▸ PROMPT:
Look through the data below and return each line where "大学期间" appears.

▸ STORED ROWS:
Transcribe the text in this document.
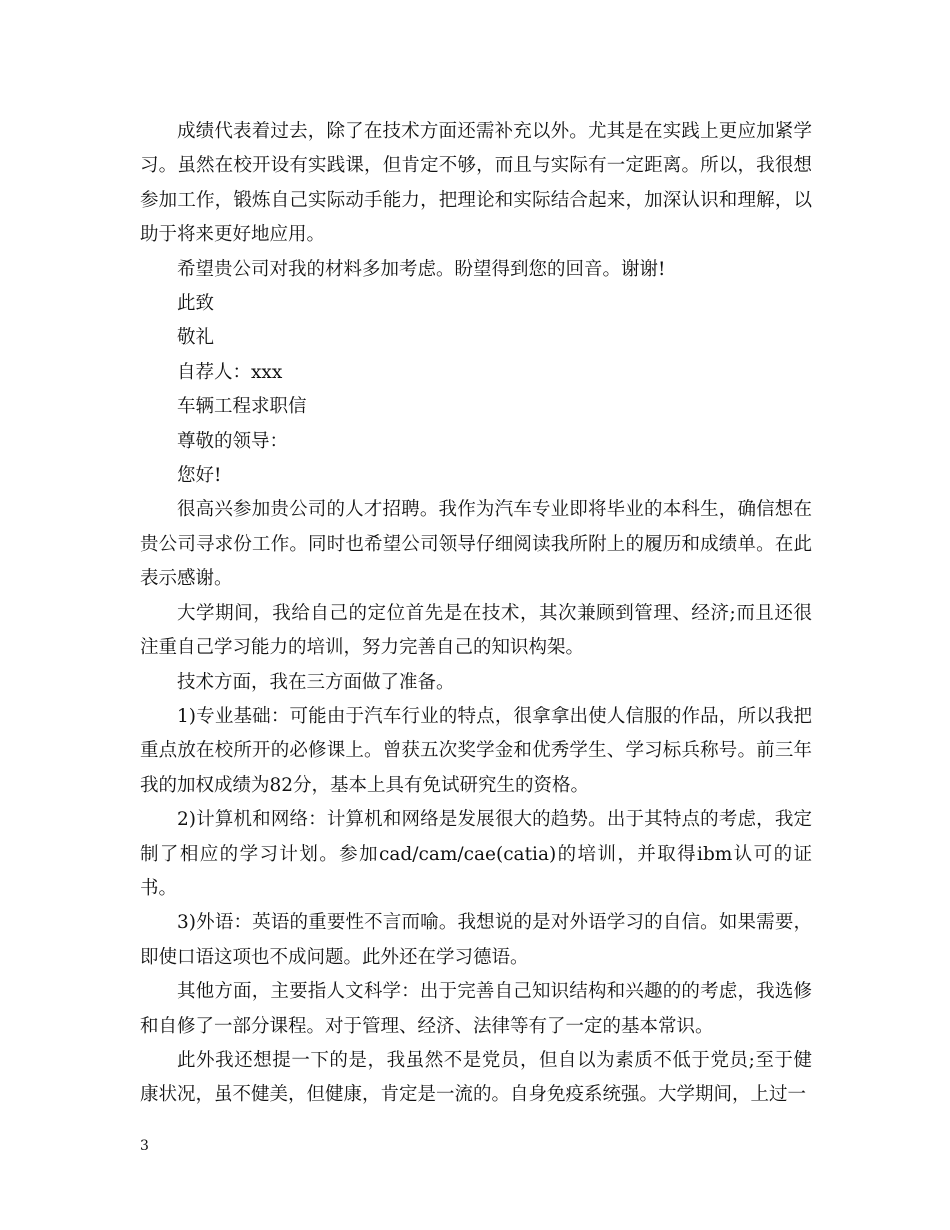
成绩代表着过去，除了在技术方面还需补充以外。尤其是在实践上更应加紧学习。虽然在校开设有实践课，但肯定不够，而且与实际有一定距离。所以，我很想参加工作，锻炼自己实际动手能力，把理论和实际结合起来，加深认识和理解，以助于将来更好地应用。

希望贵公司对我的材料多加考虑。盼望得到您的回音。谢谢!

此致

敬礼

自荐人：xxx

车辆工程求职信

尊敬的领导：

您好!

很高兴参加贵公司的人才招聘。我作为汽车专业即将毕业的本科生，确信想在贵公司寻求份工作。同时也希望公司领导仔细阅读我所附上的履历和成绩单。在此表示感谢。

大学期间，我给自己的定位首先是在技术，其次兼顾到管理、经济;而且还很注重自己学习能力的培训，努力完善自己的知识构架。

技术方面，我在三方面做了准备。

1)专业基础：可能由于汽车行业的特点，很拿拿出使人信服的作品，所以我把重点放在校所开的必修课上。曾获五次奖学金和优秀学生、学习标兵称号。前三年我的加权成绩为82分，基本上具有免试研究生的资格。

2)计算机和网络：计算机和网络是发展很大的趋势。出于其特点的考虑，我定制了相应的学习计划。参加cad/cam/cae(catia)的培训，并取得ibm认可的证书。

3)外语：英语的重要性不言而喻。我想说的是对外语学习的自信。如果需要，即使口语这项也不成问题。此外还在学习德语。

其他方面，主要指人文科学：出于完善自己知识结构和兴趣的的考虑，我选修和自修了一部分课程。对于管理、经济、法律等有了一定的基本常识。

此外我还想提一下的是，我虽然不是党员，但自以为素质不低于党员;至于健康状况，虽不健美，但健康，肯定是一流的。自身免疫系统强。大学期间，上过一

3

▸ EXERCISE RESPONSE:
大学期间，我给自己的定位首先是在技术，其次兼顾到管理、经济;而且还很注重自己学习能力的培训，努力完善自己的知识构架。
此外我还想提一下的是，我虽然不是党员，但自以为素质不低于党员;至于健康状况，虽不健美，但健康，肯定是一流的。自身免疫系统强。大学期间，上过一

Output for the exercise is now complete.